- What is needed
Wherever the word "marker" appears in the entries, copy the whole line.

Entries from a dataset
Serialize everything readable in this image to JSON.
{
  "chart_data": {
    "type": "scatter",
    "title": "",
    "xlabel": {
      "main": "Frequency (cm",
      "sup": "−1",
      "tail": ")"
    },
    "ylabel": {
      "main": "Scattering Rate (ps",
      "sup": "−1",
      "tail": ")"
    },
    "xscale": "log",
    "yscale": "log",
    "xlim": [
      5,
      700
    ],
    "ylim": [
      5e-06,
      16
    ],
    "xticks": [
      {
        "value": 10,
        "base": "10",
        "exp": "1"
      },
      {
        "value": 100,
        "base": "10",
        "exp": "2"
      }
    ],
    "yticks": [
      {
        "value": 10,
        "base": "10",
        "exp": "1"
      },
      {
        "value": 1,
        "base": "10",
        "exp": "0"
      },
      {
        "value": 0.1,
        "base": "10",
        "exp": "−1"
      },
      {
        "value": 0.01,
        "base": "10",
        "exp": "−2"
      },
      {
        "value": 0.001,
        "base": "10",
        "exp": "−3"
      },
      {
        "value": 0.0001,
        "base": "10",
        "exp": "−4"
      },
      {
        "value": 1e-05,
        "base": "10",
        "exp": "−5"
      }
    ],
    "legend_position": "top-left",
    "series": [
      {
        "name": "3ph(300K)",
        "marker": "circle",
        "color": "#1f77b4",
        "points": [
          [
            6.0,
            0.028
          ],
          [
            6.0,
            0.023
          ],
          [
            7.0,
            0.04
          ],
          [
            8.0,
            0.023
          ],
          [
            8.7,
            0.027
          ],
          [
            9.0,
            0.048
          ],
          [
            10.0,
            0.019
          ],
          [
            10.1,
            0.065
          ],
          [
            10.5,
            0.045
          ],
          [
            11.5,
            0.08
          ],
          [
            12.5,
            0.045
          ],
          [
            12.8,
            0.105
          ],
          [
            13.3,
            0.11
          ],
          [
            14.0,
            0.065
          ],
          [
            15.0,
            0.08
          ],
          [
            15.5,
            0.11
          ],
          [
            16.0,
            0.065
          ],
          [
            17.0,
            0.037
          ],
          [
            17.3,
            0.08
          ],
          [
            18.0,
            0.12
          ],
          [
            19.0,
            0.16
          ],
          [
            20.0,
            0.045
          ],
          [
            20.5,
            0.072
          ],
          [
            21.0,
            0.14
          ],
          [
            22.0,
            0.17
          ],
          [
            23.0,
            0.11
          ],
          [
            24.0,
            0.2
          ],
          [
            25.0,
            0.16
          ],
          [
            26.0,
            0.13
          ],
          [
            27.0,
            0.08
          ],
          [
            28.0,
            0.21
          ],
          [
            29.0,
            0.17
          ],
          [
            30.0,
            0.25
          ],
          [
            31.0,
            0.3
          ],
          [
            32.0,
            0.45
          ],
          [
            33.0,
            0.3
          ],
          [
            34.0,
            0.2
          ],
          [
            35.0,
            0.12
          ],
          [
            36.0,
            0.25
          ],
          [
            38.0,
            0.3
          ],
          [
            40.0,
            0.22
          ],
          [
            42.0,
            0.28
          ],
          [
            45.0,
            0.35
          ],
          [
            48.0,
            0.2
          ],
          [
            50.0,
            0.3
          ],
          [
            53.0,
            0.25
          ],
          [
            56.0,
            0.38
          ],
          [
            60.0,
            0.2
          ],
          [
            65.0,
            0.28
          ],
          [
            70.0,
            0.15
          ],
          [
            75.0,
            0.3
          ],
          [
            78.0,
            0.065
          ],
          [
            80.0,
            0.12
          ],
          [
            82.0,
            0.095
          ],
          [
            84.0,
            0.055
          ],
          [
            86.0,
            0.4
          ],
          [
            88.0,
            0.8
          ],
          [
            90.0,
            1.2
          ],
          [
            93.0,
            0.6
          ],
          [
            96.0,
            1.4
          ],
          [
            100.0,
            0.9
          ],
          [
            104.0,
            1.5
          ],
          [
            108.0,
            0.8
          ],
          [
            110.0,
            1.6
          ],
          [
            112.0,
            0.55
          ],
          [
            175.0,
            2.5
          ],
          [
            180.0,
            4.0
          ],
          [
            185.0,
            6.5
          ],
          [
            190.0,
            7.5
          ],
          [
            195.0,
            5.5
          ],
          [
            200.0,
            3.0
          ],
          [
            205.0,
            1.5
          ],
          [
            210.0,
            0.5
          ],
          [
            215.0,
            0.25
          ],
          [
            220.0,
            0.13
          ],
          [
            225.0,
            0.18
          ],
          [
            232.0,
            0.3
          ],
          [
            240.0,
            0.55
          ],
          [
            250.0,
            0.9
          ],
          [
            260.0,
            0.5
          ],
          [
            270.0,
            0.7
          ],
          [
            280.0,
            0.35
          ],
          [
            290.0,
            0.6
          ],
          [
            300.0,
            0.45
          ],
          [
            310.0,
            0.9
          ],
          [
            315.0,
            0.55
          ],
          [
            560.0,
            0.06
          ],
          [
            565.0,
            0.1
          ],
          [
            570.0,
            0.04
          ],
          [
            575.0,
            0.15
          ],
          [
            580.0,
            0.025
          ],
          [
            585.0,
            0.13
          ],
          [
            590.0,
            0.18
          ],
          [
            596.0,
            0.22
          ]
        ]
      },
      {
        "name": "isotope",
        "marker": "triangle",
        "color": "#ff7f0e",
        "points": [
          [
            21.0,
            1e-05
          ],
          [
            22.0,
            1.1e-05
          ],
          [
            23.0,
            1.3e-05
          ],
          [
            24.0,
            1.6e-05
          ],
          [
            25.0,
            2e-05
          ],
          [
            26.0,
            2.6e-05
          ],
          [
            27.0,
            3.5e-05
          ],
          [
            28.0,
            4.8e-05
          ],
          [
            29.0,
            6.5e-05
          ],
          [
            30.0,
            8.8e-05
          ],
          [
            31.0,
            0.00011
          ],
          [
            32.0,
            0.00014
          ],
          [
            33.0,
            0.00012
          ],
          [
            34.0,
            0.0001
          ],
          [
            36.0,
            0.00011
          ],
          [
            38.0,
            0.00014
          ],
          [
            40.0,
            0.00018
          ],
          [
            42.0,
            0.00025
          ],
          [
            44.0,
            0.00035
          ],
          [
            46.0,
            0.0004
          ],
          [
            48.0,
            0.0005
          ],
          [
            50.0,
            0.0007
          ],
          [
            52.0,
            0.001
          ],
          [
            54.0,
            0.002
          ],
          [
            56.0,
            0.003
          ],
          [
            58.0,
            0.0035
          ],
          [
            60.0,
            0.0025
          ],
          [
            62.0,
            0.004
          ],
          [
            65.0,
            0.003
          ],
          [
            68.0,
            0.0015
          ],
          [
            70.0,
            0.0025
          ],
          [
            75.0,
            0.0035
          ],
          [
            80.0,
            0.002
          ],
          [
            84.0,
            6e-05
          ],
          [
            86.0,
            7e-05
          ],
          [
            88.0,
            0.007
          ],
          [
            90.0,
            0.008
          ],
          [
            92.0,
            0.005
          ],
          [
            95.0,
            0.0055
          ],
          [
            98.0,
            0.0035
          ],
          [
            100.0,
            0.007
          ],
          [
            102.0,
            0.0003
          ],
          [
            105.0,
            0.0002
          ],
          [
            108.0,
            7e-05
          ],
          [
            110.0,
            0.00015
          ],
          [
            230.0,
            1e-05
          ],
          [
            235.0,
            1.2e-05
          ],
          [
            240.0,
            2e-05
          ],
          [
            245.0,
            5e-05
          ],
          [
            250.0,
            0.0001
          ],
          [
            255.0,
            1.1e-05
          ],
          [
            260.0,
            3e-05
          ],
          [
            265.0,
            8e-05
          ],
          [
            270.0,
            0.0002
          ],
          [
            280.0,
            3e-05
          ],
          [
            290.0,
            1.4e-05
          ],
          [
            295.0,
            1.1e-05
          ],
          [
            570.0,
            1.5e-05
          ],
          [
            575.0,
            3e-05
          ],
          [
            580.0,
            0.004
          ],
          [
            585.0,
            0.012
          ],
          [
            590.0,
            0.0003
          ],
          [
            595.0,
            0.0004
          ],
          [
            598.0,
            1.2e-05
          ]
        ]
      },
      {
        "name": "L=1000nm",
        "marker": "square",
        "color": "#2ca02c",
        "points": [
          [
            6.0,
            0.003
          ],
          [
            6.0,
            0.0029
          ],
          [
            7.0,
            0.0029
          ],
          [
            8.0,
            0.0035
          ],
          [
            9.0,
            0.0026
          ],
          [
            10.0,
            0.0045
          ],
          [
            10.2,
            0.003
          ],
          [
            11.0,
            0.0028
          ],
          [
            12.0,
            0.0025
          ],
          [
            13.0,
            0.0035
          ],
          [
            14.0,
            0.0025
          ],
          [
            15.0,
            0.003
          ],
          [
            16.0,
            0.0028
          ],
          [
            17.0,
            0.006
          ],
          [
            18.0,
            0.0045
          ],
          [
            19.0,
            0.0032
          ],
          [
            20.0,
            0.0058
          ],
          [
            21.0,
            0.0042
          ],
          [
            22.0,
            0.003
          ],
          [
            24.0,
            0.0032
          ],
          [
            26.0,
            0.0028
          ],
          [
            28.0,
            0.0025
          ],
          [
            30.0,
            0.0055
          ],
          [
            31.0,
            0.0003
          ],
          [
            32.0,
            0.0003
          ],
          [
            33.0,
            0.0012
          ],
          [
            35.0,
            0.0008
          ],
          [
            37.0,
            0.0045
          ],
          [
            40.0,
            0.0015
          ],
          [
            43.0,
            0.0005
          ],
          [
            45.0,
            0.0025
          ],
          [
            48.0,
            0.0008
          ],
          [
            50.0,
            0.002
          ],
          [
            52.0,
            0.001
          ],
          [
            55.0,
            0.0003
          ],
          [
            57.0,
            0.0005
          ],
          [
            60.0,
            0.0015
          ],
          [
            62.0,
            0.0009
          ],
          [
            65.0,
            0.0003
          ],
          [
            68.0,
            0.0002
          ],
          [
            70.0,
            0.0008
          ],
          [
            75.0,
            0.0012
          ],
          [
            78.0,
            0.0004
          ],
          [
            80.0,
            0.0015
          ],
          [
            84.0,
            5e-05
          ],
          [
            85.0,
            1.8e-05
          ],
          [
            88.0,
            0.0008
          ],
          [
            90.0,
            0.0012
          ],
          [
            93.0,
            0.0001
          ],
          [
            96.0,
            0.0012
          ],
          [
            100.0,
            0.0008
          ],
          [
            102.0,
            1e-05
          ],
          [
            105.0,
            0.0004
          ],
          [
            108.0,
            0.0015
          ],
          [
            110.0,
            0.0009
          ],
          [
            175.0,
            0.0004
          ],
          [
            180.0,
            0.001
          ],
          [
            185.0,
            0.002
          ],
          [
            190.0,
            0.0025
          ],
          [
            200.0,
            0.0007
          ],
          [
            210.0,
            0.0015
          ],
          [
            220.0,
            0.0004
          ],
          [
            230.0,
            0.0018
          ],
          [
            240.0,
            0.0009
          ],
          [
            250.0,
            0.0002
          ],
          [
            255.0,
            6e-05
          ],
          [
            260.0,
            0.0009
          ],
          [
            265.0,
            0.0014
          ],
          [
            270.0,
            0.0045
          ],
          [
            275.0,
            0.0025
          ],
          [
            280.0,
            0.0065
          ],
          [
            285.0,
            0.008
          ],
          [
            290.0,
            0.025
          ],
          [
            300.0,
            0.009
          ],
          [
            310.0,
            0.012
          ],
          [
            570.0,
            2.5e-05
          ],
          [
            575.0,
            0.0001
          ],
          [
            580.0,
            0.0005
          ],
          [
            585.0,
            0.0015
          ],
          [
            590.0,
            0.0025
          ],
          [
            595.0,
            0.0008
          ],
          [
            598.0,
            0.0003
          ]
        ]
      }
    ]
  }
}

- Written reply
        "marker": "circle",
        "marker": "triangle",
        "marker": "square",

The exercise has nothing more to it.